Your instructions:
Copy the records below exactly, omitting any pictures they contain.

Exercise materials start

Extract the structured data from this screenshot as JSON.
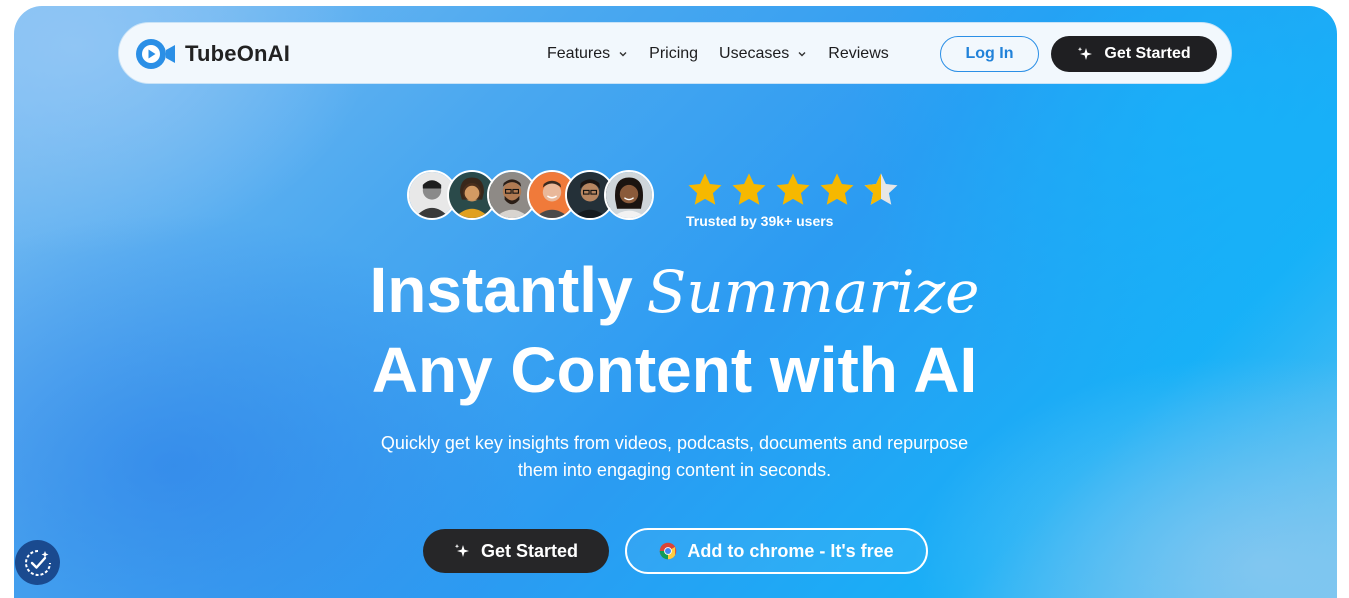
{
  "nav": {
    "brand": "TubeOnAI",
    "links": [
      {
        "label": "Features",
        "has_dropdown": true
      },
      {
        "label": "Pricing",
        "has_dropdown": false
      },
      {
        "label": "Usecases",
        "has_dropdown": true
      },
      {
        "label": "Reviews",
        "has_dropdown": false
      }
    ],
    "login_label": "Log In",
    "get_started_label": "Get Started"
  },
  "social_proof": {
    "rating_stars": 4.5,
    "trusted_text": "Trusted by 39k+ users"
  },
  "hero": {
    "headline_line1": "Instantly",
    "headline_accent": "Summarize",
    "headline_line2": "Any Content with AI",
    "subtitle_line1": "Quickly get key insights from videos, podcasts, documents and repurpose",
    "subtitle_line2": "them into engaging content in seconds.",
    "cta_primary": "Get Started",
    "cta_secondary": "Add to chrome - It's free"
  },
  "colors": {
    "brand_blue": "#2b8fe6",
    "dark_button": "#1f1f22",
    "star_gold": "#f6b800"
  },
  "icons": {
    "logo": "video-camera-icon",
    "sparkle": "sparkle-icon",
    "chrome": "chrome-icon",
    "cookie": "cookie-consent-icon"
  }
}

Exercise materials end

Task answer:
Extract the structured data from this screenshot as JSON.
{
  "nav": {
    "brand": "TubeOnAI",
    "links": [
      {
        "label": "Features",
        "has_dropdown": true
      },
      {
        "label": "Pricing",
        "has_dropdown": false
      },
      {
        "label": "Usecases",
        "has_dropdown": true
      },
      {
        "label": "Reviews",
        "has_dropdown": false
      }
    ],
    "login_label": "Log In",
    "get_started_label": "Get Started"
  },
  "social_proof": {
    "rating_stars": 4.5,
    "trusted_text": "Trusted by 39k+ users"
  },
  "hero": {
    "headline_line1": "Instantly",
    "headline_accent": "Summarize",
    "headline_line2": "Any Content with AI",
    "subtitle_line1": "Quickly get key insights from videos, podcasts, documents and repurpose",
    "subtitle_line2": "them into engaging content in seconds.",
    "cta_primary": "Get Started",
    "cta_secondary": "Add to chrome - It's free"
  },
  "colors": {
    "brand_blue": "#2b8fe6",
    "dark_button": "#1f1f22",
    "star_gold": "#f6b800"
  },
  "icons": {
    "logo": "video-camera-icon",
    "sparkle": "sparkle-icon",
    "chrome": "chrome-icon",
    "cookie": "cookie-consent-icon"
  }
}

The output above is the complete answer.